* **Check your understanding**
**1.** Reproduce the part of the pipeline passage starting with "Union members’ best" and going on through "pipeline to continue.".
**2.** According to the pipeline passage, on what date did the AFL-CIO issue its statement supporting the Dakota Access pipeline?
START Passage for review
Joining these unions in opposition to the Dakota Access pipeline are the Communications Workers of America and the Service Employees International Union, plus the Labor Coalition for Community Action, representing AFL-CIO constituency groups like Pride at Work, Coalition of Labor Union Women and the A. Philip Randolph Institute, Sweeney noted.
 

Union members’ best interests?

In this Aug. 4, 2010, file photo President Barack Obama is introduced by AFL-CIO President Richard Trumka before he spoke about jobs and the economy at the AFL-CIO Executive Council in Washington. (AP/Charles Dharapak)
On the other side of the fence is the AFL-CIO. In a Sept. 15 statement, the labor federation voiced its support for the Dakota Access pipeline. Arguing that “trying to make climate policy by attacking individual construction projects is neither effective nor fair to the workers involved,” the AFL-CIO urged the Obama administration to allow construction of the pipeline to continue.
END Passage for review
START Data excerpts
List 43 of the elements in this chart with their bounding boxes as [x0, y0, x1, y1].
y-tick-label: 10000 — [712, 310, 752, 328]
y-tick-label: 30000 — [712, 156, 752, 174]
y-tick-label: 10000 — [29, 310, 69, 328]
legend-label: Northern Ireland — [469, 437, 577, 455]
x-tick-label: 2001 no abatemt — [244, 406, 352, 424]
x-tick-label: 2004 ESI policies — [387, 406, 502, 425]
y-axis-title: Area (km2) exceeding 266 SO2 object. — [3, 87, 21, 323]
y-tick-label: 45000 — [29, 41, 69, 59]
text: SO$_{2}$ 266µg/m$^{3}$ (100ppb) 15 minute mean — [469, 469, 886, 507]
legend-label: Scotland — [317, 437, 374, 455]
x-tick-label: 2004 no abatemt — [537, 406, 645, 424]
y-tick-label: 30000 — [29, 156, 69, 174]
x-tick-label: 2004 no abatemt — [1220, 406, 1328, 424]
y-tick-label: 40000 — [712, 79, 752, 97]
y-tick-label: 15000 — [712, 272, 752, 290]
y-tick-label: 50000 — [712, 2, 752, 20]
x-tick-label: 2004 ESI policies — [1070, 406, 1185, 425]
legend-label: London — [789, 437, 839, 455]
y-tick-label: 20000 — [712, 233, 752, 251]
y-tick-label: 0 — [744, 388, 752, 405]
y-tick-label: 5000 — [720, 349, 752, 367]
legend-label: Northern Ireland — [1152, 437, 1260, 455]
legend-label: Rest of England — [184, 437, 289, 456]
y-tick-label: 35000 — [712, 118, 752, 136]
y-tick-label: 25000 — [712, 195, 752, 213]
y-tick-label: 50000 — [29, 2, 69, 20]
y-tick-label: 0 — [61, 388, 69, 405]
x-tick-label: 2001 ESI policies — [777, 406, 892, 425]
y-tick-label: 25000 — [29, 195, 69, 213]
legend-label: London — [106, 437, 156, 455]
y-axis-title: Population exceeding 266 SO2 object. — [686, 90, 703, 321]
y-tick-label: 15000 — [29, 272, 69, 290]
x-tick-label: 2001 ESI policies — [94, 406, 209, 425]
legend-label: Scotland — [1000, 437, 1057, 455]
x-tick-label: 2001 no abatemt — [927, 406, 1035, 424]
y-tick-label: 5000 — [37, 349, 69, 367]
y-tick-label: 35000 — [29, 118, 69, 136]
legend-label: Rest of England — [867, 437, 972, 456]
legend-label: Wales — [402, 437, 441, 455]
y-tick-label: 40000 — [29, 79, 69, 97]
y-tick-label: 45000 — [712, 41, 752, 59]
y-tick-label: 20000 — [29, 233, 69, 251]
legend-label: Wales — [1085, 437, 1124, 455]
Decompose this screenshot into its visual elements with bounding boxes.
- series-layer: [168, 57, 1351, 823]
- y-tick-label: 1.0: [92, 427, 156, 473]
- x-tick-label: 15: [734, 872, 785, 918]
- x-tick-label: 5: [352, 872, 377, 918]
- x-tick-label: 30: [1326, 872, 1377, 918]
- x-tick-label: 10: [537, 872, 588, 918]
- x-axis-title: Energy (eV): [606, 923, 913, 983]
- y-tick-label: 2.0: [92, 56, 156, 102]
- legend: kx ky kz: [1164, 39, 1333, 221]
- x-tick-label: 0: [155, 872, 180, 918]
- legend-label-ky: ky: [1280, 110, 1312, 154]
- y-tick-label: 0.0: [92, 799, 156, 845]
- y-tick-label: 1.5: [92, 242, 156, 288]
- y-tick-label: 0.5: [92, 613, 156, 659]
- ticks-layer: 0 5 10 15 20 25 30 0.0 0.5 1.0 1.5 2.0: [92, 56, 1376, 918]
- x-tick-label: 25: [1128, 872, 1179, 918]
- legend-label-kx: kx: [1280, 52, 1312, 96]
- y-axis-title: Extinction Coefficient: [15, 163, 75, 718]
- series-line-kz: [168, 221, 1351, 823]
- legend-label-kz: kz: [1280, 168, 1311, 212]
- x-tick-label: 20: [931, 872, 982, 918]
END Data excerpts
* **Solutions by task**
**1.**
Union members’ best interests?

In this Aug. 4, 2010, file photo President Barack Obama is introduced by AFL-CIO President Richard Trumka before he spoke about jobs and the economy at the AFL-CIO Executive Council in Washington. (AP/Charles Dharapak)
On the other side of the fence is the AFL-CIO. In a Sept. 15 statement, the labor federation voiced its support for the Dakota Access pipeline. Arguing that “trying to make climate policy by attacking individual construction projects is neither effective nor fair to the workers involved,” the AFL-CIO urged the Obama administration to allow construction of the pipeline to continue.

**2.** Sept. 15